[Source data]
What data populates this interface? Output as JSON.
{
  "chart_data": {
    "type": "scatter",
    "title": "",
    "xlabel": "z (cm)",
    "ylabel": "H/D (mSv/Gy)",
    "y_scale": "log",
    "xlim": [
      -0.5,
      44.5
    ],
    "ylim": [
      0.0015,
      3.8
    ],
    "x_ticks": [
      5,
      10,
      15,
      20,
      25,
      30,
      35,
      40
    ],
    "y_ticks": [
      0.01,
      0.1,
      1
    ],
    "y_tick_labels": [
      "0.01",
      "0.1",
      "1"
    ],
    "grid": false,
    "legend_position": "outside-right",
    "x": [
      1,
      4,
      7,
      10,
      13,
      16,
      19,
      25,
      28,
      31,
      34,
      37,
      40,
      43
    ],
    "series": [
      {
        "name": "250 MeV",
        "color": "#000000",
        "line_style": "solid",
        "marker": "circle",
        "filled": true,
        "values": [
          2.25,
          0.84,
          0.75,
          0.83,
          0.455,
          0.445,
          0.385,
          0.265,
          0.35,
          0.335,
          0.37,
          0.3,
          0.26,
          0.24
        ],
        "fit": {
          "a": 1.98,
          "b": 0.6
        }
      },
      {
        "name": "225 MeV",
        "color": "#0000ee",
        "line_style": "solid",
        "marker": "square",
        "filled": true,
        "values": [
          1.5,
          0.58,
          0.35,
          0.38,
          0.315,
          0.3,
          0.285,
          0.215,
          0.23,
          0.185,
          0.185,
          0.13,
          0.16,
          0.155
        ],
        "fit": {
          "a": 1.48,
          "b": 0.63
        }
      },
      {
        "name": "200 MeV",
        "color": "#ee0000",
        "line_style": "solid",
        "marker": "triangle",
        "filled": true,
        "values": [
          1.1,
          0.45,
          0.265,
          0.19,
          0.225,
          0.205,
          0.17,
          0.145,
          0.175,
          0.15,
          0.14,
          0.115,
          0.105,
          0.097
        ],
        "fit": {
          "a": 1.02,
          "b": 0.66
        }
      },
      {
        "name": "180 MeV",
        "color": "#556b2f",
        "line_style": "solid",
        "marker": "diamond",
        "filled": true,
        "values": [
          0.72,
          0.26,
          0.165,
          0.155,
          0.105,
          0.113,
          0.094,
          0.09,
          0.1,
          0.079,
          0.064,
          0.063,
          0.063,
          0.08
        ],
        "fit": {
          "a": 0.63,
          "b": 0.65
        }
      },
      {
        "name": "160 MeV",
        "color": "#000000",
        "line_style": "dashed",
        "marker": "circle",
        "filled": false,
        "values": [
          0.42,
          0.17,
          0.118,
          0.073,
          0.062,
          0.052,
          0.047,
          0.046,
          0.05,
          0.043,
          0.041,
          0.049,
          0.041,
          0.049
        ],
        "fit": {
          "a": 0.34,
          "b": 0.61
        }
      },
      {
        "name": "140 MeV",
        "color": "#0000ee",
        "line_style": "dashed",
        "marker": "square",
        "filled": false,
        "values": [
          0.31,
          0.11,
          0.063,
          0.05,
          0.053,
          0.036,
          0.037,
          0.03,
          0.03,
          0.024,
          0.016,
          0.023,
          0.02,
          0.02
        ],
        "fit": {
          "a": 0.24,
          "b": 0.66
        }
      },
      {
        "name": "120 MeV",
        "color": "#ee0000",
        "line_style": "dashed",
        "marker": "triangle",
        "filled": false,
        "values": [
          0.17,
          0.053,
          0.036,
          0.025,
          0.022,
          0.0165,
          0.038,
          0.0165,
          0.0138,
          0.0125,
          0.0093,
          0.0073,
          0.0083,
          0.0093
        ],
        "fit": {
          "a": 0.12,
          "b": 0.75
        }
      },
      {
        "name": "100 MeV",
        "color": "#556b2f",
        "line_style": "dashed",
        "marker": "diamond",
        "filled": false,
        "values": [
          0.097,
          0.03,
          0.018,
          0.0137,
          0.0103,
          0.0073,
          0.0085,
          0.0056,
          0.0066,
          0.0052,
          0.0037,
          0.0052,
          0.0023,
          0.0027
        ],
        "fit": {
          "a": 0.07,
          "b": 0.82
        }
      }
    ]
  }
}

=== What you have to do ===
Copy out all of the records above with nothing altered.

=== Task result ===
What data populates this interface? Output as JSON.
{
  "chart_data": {
    "type": "scatter",
    "title": "",
    "xlabel": "z (cm)",
    "ylabel": "H/D (mSv/Gy)",
    "y_scale": "log",
    "xlim": [
      -0.5,
      44.5
    ],
    "ylim": [
      0.0015,
      3.8
    ],
    "x_ticks": [
      5,
      10,
      15,
      20,
      25,
      30,
      35,
      40
    ],
    "y_ticks": [
      0.01,
      0.1,
      1
    ],
    "y_tick_labels": [
      "0.01",
      "0.1",
      "1"
    ],
    "grid": false,
    "legend_position": "outside-right",
    "x": [
      1,
      4,
      7,
      10,
      13,
      16,
      19,
      25,
      28,
      31,
      34,
      37,
      40,
      43
    ],
    "series": [
      {
        "name": "250 MeV",
        "color": "#000000",
        "line_style": "solid",
        "marker": "circle",
        "filled": true,
        "values": [
          2.25,
          0.84,
          0.75,
          0.83,
          0.455,
          0.445,
          0.385,
          0.265,
          0.35,
          0.335,
          0.37,
          0.3,
          0.26,
          0.24
        ],
        "fit": {
          "a": 1.98,
          "b": 0.6
        }
      },
      {
        "name": "225 MeV",
        "color": "#0000ee",
        "line_style": "solid",
        "marker": "square",
        "filled": true,
        "values": [
          1.5,
          0.58,
          0.35,
          0.38,
          0.315,
          0.3,
          0.285,
          0.215,
          0.23,
          0.185,
          0.185,
          0.13,
          0.16,
          0.155
        ],
        "fit": {
          "a": 1.48,
          "b": 0.63
        }
      },
      {
        "name": "200 MeV",
        "color": "#ee0000",
        "line_style": "solid",
        "marker": "triangle",
        "filled": true,
        "values": [
          1.1,
          0.45,
          0.265,
          0.19,
          0.225,
          0.205,
          0.17,
          0.145,
          0.175,
          0.15,
          0.14,
          0.115,
          0.105,
          0.097
        ],
        "fit": {
          "a": 1.02,
          "b": 0.66
        }
      },
      {
        "name": "180 MeV",
        "color": "#556b2f",
        "line_style": "solid",
        "marker": "diamond",
        "filled": true,
        "values": [
          0.72,
          0.26,
          0.165,
          0.155,
          0.105,
          0.113,
          0.094,
          0.09,
          0.1,
          0.079,
          0.064,
          0.063,
          0.063,
          0.08
        ],
        "fit": {
          "a": 0.63,
          "b": 0.65
        }
      },
      {
        "name": "160 MeV",
        "color": "#000000",
        "line_style": "dashed",
        "marker": "circle",
        "filled": false,
        "values": [
          0.42,
          0.17,
          0.118,
          0.073,
          0.062,
          0.052,
          0.047,
          0.046,
          0.05,
          0.043,
          0.041,
          0.049,
          0.041,
          0.049
        ],
        "fit": {
          "a": 0.34,
          "b": 0.61
        }
      },
      {
        "name": "140 MeV",
        "color": "#0000ee",
        "line_style": "dashed",
        "marker": "square",
        "filled": false,
        "values": [
          0.31,
          0.11,
          0.063,
          0.05,
          0.053,
          0.036,
          0.037,
          0.03,
          0.03,
          0.024,
          0.016,
          0.023,
          0.02,
          0.02
        ],
        "fit": {
          "a": 0.24,
          "b": 0.66
        }
      },
      {
        "name": "120 MeV",
        "color": "#ee0000",
        "line_style": "dashed",
        "marker": "triangle",
        "filled": false,
        "values": [
          0.17,
          0.053,
          0.036,
          0.025,
          0.022,
          0.0165,
          0.038,
          0.0165,
          0.0138,
          0.0125,
          0.0093,
          0.0073,
          0.0083,
          0.0093
        ],
        "fit": {
          "a": 0.12,
          "b": 0.75
        }
      },
      {
        "name": "100 MeV",
        "color": "#556b2f",
        "line_style": "dashed",
        "marker": "diamond",
        "filled": false,
        "values": [
          0.097,
          0.03,
          0.018,
          0.0137,
          0.0103,
          0.0073,
          0.0085,
          0.0056,
          0.0066,
          0.0052,
          0.0037,
          0.0052,
          0.0023,
          0.0027
        ],
        "fit": {
          "a": 0.07,
          "b": 0.82
        }
      }
    ]
  }
}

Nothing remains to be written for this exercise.